◆ **Task**
Output every line below exactly.

=== Information shown ===

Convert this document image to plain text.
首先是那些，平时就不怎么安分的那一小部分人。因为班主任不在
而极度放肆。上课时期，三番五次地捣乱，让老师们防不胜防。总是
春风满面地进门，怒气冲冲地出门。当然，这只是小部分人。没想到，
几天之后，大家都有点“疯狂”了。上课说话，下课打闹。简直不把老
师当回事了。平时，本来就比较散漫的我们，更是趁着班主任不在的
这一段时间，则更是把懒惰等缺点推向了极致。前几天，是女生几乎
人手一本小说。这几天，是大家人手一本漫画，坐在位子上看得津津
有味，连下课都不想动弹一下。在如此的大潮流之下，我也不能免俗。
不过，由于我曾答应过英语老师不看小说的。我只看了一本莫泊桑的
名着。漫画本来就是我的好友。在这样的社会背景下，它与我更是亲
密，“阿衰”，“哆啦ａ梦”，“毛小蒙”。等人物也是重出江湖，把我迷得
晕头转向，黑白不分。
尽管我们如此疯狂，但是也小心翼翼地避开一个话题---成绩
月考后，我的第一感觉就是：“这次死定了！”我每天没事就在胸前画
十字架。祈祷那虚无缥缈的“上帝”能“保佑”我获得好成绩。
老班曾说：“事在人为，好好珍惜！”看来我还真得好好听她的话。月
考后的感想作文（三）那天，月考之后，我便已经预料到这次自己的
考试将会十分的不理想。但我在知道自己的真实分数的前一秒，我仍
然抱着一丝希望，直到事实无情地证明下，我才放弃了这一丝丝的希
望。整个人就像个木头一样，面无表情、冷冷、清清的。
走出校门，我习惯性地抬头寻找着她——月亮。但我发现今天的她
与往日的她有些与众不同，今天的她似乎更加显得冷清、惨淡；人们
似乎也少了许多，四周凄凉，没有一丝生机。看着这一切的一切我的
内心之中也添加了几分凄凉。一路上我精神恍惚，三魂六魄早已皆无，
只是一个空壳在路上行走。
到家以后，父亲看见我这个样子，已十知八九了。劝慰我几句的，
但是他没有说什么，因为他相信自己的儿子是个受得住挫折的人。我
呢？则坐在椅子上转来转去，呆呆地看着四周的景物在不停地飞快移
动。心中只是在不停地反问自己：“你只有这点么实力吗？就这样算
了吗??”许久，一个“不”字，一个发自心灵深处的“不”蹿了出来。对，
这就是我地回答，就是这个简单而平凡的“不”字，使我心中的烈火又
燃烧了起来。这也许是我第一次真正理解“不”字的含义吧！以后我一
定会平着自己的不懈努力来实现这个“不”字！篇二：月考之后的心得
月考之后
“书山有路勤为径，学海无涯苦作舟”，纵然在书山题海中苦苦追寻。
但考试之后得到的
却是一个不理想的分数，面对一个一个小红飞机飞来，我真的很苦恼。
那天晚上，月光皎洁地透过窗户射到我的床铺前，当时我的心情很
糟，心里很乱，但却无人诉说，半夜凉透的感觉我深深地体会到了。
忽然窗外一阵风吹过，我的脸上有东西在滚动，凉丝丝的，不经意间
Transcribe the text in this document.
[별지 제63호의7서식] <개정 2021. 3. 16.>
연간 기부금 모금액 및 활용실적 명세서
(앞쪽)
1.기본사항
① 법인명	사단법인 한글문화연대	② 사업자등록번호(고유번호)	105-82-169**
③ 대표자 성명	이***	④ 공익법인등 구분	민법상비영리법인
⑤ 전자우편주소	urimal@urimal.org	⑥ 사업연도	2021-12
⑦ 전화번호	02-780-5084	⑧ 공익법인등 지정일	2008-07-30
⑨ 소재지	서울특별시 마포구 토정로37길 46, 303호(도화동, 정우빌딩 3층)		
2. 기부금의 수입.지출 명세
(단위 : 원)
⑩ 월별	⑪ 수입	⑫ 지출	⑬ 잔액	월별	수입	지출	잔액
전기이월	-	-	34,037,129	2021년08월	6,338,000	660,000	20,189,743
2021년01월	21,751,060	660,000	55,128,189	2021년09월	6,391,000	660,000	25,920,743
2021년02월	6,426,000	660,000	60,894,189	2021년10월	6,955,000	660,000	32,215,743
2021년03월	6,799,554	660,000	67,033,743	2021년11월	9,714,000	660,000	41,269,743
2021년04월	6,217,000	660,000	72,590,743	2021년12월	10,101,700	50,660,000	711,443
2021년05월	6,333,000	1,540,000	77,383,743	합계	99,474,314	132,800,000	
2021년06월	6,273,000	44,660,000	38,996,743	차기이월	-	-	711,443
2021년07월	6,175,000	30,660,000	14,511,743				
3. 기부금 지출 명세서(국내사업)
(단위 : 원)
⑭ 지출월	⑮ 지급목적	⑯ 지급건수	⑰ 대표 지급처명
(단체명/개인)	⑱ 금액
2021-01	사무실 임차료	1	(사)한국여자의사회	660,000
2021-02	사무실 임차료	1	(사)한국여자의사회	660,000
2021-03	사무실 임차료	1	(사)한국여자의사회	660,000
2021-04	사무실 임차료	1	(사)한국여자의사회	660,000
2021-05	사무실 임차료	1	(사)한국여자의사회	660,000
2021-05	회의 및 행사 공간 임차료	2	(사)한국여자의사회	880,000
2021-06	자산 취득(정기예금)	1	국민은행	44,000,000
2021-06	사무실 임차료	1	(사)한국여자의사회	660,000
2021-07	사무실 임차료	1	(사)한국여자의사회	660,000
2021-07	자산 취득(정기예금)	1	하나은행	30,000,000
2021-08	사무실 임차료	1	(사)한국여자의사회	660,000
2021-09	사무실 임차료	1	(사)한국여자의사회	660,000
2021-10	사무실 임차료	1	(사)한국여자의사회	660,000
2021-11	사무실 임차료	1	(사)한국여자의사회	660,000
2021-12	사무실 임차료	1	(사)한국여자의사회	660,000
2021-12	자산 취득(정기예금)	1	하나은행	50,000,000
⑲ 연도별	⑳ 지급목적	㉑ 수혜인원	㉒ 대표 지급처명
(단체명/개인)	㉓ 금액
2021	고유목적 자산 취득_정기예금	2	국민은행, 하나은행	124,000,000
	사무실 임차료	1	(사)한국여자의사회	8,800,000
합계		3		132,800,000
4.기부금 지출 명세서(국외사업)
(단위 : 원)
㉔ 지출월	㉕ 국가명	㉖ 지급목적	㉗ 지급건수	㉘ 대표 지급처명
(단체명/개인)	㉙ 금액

===

◆ **Response**
Convert this document image to plain text.
首先是那些，平时就不怎么安分的那一小部分人。因为班主任不在
而极度放肆。上课时期，三番五次地捣乱，让老师们防不胜防。总是
春风满面地进门，怒气冲冲地出门。当然，这只是小部分人。没想到，
几天之后，大家都有点“疯狂”了。上课说话，下课打闹。简直不把老
师当回事了。平时，本来就比较散漫的我们，更是趁着班主任不在的
这一段时间，则更是把懒惰等缺点推向了极致。前几天，是女生几乎
人手一本小说。这几天，是大家人手一本漫画，坐在位子上看得津津
有味，连下课都不想动弹一下。在如此的大潮流之下，我也不能免俗。
不过，由于我曾答应过英语老师不看小说的。我只看了一本莫泊桑的
名着。漫画本来就是我的好友。在这样的社会背景下，它与我更是亲
密，“阿衰”，“哆啦ａ梦”，“毛小蒙”。等人物也是重出江湖，把我迷得
晕头转向，黑白不分。
尽管我们如此疯狂，但是也小心翼翼地避开一个话题---成绩
月考后，我的第一感觉就是：“这次死定了！”我每天没事就在胸前画
十字架。祈祷那虚无缥缈的“上帝”能“保佑”我获得好成绩。
老班曾说：“事在人为，好好珍惜！”看来我还真得好好听她的话。月
考后的感想作文（三）那天，月考之后，我便已经预料到这次自己的
考试将会十分的不理想。但我在知道自己的真实分数的前一秒，我仍
然抱着一丝希望，直到事实无情地证明下，我才放弃了这一丝丝的希
望。整个人就像个木头一样，面无表情、冷冷、清清的。
走出校门，我习惯性地抬头寻找着她——月亮。但我发现今天的她
与往日的她有些与众不同，今天的她似乎更加显得冷清、惨淡；人们
似乎也少了许多，四周凄凉，没有一丝生机。看着这一切的一切我的
内心之中也添加了几分凄凉。一路上我精神恍惚，三魂六魄早已皆无，
只是一个空壳在路上行走。
到家以后，父亲看见我这个样子，已十知八九了。劝慰我几句的，
但是他没有说什么，因为他相信自己的儿子是个受得住挫折的人。我
呢？则坐在椅子上转来转去，呆呆地看着四周的景物在不停地飞快移
动。心中只是在不停地反问自己：“你只有这点么实力吗？就这样算
了吗??”许久，一个“不”字，一个发自心灵深处的“不”蹿了出来。对，
这就是我地回答，就是这个简单而平凡的“不”字，使我心中的烈火又
燃烧了起来。这也许是我第一次真正理解“不”字的含义吧！以后我一
定会平着自己的不懈努力来实现这个“不”字！篇二：月考之后的心得
月考之后
“书山有路勤为径，学海无涯苦作舟”，纵然在书山题海中苦苦追寻。
但考试之后得到的
却是一个不理想的分数，面对一个一个小红飞机飞来，我真的很苦恼。
那天晚上，月光皎洁地透过窗户射到我的床铺前，当时我的心情很
糟，心里很乱，但却无人诉说，半夜凉透的感觉我深深地体会到了。
忽然窗外一阵风吹过，我的脸上有东西在滚动，凉丝丝的，不经意间
Transcribe the text in this document.
[별지 제63호의7서식] <개정 2021. 3. 16.>
연간 기부금 모금액 및 활용실적 명세서
(앞쪽)
1.기본사항
① 법인명	사단법인 한글문화연대	② 사업자등록번호(고유번호)	105-82-169**
③ 대표자 성명	이***	④ 공익법인등 구분	민법상비영리법인
⑤ 전자우편주소	urimal@urimal.org	⑥ 사업연도	2021-12
⑦ 전화번호	02-780-5084	⑧ 공익법인등 지정일	2008-07-30
⑨ 소재지	서울특별시 마포구 토정로37길 46, 303호(도화동, 정우빌딩 3층)		
2. 기부금의 수입.지출 명세
(단위 : 원)
⑩ 월별	⑪ 수입	⑫ 지출	⑬ 잔액	월별	수입	지출	잔액
전기이월	-	-	34,037,129	2021년08월	6,338,000	660,000	20,189,743
2021년01월	21,751,060	660,000	55,128,189	2021년09월	6,391,000	660,000	25,920,743
2021년02월	6,426,000	660,000	60,894,189	2021년10월	6,955,000	660,000	32,215,743
2021년03월	6,799,554	660,000	67,033,743	2021년11월	9,714,000	660,000	41,269,743
2021년04월	6,217,000	660,000	72,590,743	2021년12월	10,101,700	50,660,000	711,443
2021년05월	6,333,000	1,540,000	77,383,743	합계	99,474,314	132,800,000	
2021년06월	6,273,000	44,660,000	38,996,743	차기이월	-	-	711,443
2021년07월	6,175,000	30,660,000	14,511,743				
3. 기부금 지출 명세서(국내사업)
(단위 : 원)
⑭ 지출월	⑮ 지급목적	⑯ 지급건수	⑰ 대표 지급처명
(단체명/개인)	⑱ 금액
2021-01	사무실 임차료	1	(사)한국여자의사회	660,000
2021-02	사무실 임차료	1	(사)한국여자의사회	660,000
2021-03	사무실 임차료	1	(사)한국여자의사회	660,000
2021-04	사무실 임차료	1	(사)한국여자의사회	660,000
2021-05	사무실 임차료	1	(사)한국여자의사회	660,000
2021-05	회의 및 행사 공간 임차료	2	(사)한국여자의사회	880,000
2021-06	자산 취득(정기예금)	1	국민은행	44,000,000
2021-06	사무실 임차료	1	(사)한국여자의사회	660,000
2021-07	사무실 임차료	1	(사)한국여자의사회	660,000
2021-07	자산 취득(정기예금)	1	하나은행	30,000,000
2021-08	사무실 임차료	1	(사)한국여자의사회	660,000
2021-09	사무실 임차료	1	(사)한국여자의사회	660,000
2021-10	사무실 임차료	1	(사)한국여자의사회	660,000
2021-11	사무실 임차료	1	(사)한국여자의사회	660,000
2021-12	사무실 임차료	1	(사)한국여자의사회	660,000
2021-12	자산 취득(정기예금)	1	하나은행	50,000,000
⑲ 연도별	⑳ 지급목적	㉑ 수혜인원	㉒ 대표 지급처명
(단체명/개인)	㉓ 금액
2021	고유목적 자산 취득_정기예금	2	국민은행, 하나은행	124,000,000
	사무실 임차료	1	(사)한국여자의사회	8,800,000
합계		3		132,800,000
4.기부금 지출 명세서(국외사업)
(단위 : 원)
㉔ 지출월	㉕ 국가명	㉖ 지급목적	㉗ 지급건수	㉘ 대표 지급처명
(단체명/개인)	㉙ 금액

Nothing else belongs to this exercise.